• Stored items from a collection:
##########
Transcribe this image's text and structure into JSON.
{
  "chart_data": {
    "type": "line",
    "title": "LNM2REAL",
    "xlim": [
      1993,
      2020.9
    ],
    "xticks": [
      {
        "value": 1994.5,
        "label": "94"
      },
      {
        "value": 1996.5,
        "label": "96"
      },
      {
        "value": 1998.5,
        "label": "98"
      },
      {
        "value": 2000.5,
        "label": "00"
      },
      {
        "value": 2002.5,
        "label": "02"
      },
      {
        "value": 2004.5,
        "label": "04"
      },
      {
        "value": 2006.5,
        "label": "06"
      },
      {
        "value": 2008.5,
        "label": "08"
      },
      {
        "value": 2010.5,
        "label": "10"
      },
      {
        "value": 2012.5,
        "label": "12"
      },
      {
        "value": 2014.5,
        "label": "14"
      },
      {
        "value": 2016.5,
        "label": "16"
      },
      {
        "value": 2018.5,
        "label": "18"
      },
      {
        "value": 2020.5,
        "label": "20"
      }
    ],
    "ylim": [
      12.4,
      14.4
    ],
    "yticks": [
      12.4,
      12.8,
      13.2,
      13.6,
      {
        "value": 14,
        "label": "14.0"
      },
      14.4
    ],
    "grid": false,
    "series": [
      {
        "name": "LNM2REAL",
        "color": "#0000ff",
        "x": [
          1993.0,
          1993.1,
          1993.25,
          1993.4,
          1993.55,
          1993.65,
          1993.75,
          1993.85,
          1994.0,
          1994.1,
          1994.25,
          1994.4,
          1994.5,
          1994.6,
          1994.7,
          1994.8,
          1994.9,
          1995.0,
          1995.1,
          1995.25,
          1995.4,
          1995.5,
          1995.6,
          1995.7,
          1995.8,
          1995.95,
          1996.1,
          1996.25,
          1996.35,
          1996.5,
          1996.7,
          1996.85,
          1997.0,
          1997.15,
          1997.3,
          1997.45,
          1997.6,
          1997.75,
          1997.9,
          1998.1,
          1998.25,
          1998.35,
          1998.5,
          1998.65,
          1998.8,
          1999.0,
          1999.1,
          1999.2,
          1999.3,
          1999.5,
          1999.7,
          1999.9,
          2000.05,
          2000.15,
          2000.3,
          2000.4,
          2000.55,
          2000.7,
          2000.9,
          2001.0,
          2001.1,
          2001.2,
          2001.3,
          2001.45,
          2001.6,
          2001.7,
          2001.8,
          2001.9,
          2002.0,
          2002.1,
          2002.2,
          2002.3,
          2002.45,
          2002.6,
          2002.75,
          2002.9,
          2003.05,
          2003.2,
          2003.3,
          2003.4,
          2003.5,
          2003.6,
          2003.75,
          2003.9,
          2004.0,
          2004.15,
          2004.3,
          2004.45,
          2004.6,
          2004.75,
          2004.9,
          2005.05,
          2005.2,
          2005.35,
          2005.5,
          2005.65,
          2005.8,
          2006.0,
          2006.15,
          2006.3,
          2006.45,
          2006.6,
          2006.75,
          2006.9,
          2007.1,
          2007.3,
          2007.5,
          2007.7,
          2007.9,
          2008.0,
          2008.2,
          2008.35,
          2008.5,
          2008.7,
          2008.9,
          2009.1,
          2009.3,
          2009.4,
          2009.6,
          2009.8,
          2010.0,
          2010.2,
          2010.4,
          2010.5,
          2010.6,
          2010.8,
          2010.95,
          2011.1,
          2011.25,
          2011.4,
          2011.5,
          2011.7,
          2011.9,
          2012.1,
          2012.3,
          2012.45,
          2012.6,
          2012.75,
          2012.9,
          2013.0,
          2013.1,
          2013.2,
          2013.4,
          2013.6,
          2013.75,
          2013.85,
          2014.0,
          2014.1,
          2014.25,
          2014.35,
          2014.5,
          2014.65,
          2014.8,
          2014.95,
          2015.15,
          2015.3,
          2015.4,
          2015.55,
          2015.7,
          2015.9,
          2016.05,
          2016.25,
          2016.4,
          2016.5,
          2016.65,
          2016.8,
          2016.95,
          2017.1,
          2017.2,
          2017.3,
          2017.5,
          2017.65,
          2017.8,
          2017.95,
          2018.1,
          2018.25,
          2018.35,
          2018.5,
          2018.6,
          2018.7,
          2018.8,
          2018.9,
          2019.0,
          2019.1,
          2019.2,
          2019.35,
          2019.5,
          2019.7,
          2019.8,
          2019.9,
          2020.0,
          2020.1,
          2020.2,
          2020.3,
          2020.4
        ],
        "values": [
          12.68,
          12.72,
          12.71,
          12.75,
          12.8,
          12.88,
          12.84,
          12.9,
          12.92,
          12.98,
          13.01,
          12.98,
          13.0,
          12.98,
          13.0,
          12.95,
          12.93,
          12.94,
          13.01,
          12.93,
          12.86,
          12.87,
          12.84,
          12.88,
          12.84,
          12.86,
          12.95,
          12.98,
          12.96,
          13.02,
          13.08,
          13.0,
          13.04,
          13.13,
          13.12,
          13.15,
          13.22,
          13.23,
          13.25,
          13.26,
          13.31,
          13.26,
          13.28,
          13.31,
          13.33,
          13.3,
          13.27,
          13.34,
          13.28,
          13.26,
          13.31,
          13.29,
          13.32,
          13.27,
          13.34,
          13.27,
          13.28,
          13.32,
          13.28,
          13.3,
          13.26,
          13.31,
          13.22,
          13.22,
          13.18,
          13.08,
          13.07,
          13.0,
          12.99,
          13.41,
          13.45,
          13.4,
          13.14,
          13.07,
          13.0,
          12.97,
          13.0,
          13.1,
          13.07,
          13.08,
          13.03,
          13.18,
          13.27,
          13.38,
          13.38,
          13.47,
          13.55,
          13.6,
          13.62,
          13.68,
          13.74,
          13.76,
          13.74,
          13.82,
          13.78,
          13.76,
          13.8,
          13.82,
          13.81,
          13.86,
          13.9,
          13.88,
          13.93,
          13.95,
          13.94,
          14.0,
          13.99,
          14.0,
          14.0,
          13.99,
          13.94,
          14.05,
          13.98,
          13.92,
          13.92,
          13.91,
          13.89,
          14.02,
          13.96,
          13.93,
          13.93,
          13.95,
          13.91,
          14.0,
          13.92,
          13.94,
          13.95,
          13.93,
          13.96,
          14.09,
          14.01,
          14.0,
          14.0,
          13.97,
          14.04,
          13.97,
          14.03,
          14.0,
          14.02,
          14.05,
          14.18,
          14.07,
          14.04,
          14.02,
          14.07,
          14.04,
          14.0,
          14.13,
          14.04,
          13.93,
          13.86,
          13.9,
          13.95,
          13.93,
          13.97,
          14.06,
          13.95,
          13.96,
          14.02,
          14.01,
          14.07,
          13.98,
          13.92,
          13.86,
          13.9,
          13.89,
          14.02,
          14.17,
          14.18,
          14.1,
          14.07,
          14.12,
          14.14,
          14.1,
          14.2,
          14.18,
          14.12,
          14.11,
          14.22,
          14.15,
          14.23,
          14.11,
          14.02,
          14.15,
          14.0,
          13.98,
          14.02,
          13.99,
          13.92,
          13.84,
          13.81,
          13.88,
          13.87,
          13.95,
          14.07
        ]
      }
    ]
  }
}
##########
• WHAT THE TASK REQUIRES: Each line above must be printed exactly as it appears.

• IN RESPONSE:
Transcribe this image's text and structure into JSON.
{
  "chart_data": {
    "type": "line",
    "title": "LNM2REAL",
    "xlim": [
      1993,
      2020.9
    ],
    "xticks": [
      {
        "value": 1994.5,
        "label": "94"
      },
      {
        "value": 1996.5,
        "label": "96"
      },
      {
        "value": 1998.5,
        "label": "98"
      },
      {
        "value": 2000.5,
        "label": "00"
      },
      {
        "value": 2002.5,
        "label": "02"
      },
      {
        "value": 2004.5,
        "label": "04"
      },
      {
        "value": 2006.5,
        "label": "06"
      },
      {
        "value": 2008.5,
        "label": "08"
      },
      {
        "value": 2010.5,
        "label": "10"
      },
      {
        "value": 2012.5,
        "label": "12"
      },
      {
        "value": 2014.5,
        "label": "14"
      },
      {
        "value": 2016.5,
        "label": "16"
      },
      {
        "value": 2018.5,
        "label": "18"
      },
      {
        "value": 2020.5,
        "label": "20"
      }
    ],
    "ylim": [
      12.4,
      14.4
    ],
    "yticks": [
      12.4,
      12.8,
      13.2,
      13.6,
      {
        "value": 14,
        "label": "14.0"
      },
      14.4
    ],
    "grid": false,
    "series": [
      {
        "name": "LNM2REAL",
        "color": "#0000ff",
        "x": [
          1993.0,
          1993.1,
          1993.25,
          1993.4,
          1993.55,
          1993.65,
          1993.75,
          1993.85,
          1994.0,
          1994.1,
          1994.25,
          1994.4,
          1994.5,
          1994.6,
          1994.7,
          1994.8,
          1994.9,
          1995.0,
          1995.1,
          1995.25,
          1995.4,
          1995.5,
          1995.6,
          1995.7,
          1995.8,
          1995.95,
          1996.1,
          1996.25,
          1996.35,
          1996.5,
          1996.7,
          1996.85,
          1997.0,
          1997.15,
          1997.3,
          1997.45,
          1997.6,
          1997.75,
          1997.9,
          1998.1,
          1998.25,
          1998.35,
          1998.5,
          1998.65,
          1998.8,
          1999.0,
          1999.1,
          1999.2,
          1999.3,
          1999.5,
          1999.7,
          1999.9,
          2000.05,
          2000.15,
          2000.3,
          2000.4,
          2000.55,
          2000.7,
          2000.9,
          2001.0,
          2001.1,
          2001.2,
          2001.3,
          2001.45,
          2001.6,
          2001.7,
          2001.8,
          2001.9,
          2002.0,
          2002.1,
          2002.2,
          2002.3,
          2002.45,
          2002.6,
          2002.75,
          2002.9,
          2003.05,
          2003.2,
          2003.3,
          2003.4,
          2003.5,
          2003.6,
          2003.75,
          2003.9,
          2004.0,
          2004.15,
          2004.3,
          2004.45,
          2004.6,
          2004.75,
          2004.9,
          2005.05,
          2005.2,
          2005.35,
          2005.5,
          2005.65,
          2005.8,
          2006.0,
          2006.15,
          2006.3,
          2006.45,
          2006.6,
          2006.75,
          2006.9,
          2007.1,
          2007.3,
          2007.5,
          2007.7,
          2007.9,
          2008.0,
          2008.2,
          2008.35,
          2008.5,
          2008.7,
          2008.9,
          2009.1,
          2009.3,
          2009.4,
          2009.6,
          2009.8,
          2010.0,
          2010.2,
          2010.4,
          2010.5,
          2010.6,
          2010.8,
          2010.95,
          2011.1,
          2011.25,
          2011.4,
          2011.5,
          2011.7,
          2011.9,
          2012.1,
          2012.3,
          2012.45,
          2012.6,
          2012.75,
          2012.9,
          2013.0,
          2013.1,
          2013.2,
          2013.4,
          2013.6,
          2013.75,
          2013.85,
          2014.0,
          2014.1,
          2014.25,
          2014.35,
          2014.5,
          2014.65,
          2014.8,
          2014.95,
          2015.15,
          2015.3,
          2015.4,
          2015.55,
          2015.7,
          2015.9,
          2016.05,
          2016.25,
          2016.4,
          2016.5,
          2016.65,
          2016.8,
          2016.95,
          2017.1,
          2017.2,
          2017.3,
          2017.5,
          2017.65,
          2017.8,
          2017.95,
          2018.1,
          2018.25,
          2018.35,
          2018.5,
          2018.6,
          2018.7,
          2018.8,
          2018.9,
          2019.0,
          2019.1,
          2019.2,
          2019.35,
          2019.5,
          2019.7,
          2019.8,
          2019.9,
          2020.0,
          2020.1,
          2020.2,
          2020.3,
          2020.4
        ],
        "values": [
          12.68,
          12.72,
          12.71,
          12.75,
          12.8,
          12.88,
          12.84,
          12.9,
          12.92,
          12.98,
          13.01,
          12.98,
          13.0,
          12.98,
          13.0,
          12.95,
          12.93,
          12.94,
          13.01,
          12.93,
          12.86,
          12.87,
          12.84,
          12.88,
          12.84,
          12.86,
          12.95,
          12.98,
          12.96,
          13.02,
          13.08,
          13.0,
          13.04,
          13.13,
          13.12,
          13.15,
          13.22,
          13.23,
          13.25,
          13.26,
          13.31,
          13.26,
          13.28,
          13.31,
          13.33,
          13.3,
          13.27,
          13.34,
          13.28,
          13.26,
          13.31,
          13.29,
          13.32,
          13.27,
          13.34,
          13.27,
          13.28,
          13.32,
          13.28,
          13.3,
          13.26,
          13.31,
          13.22,
          13.22,
          13.18,
          13.08,
          13.07,
          13.0,
          12.99,
          13.41,
          13.45,
          13.4,
          13.14,
          13.07,
          13.0,
          12.97,
          13.0,
          13.1,
          13.07,
          13.08,
          13.03,
          13.18,
          13.27,
          13.38,
          13.38,
          13.47,
          13.55,
          13.6,
          13.62,
          13.68,
          13.74,
          13.76,
          13.74,
          13.82,
          13.78,
          13.76,
          13.8,
          13.82,
          13.81,
          13.86,
          13.9,
          13.88,
          13.93,
          13.95,
          13.94,
          14.0,
          13.99,
          14.0,
          14.0,
          13.99,
          13.94,
          14.05,
          13.98,
          13.92,
          13.92,
          13.91,
          13.89,
          14.02,
          13.96,
          13.93,
          13.93,
          13.95,
          13.91,
          14.0,
          13.92,
          13.94,
          13.95,
          13.93,
          13.96,
          14.09,
          14.01,
          14.0,
          14.0,
          13.97,
          14.04,
          13.97,
          14.03,
          14.0,
          14.02,
          14.05,
          14.18,
          14.07,
          14.04,
          14.02,
          14.07,
          14.04,
          14.0,
          14.13,
          14.04,
          13.93,
          13.86,
          13.9,
          13.95,
          13.93,
          13.97,
          14.06,
          13.95,
          13.96,
          14.02,
          14.01,
          14.07,
          13.98,
          13.92,
          13.86,
          13.9,
          13.89,
          14.02,
          14.17,
          14.18,
          14.1,
          14.07,
          14.12,
          14.14,
          14.1,
          14.2,
          14.18,
          14.12,
          14.11,
          14.22,
          14.15,
          14.23,
          14.11,
          14.02,
          14.15,
          14.0,
          13.98,
          14.02,
          13.99,
          13.92,
          13.84,
          13.81,
          13.88,
          13.87,
          13.95,
          14.07
        ]
      }
    ]
  }
}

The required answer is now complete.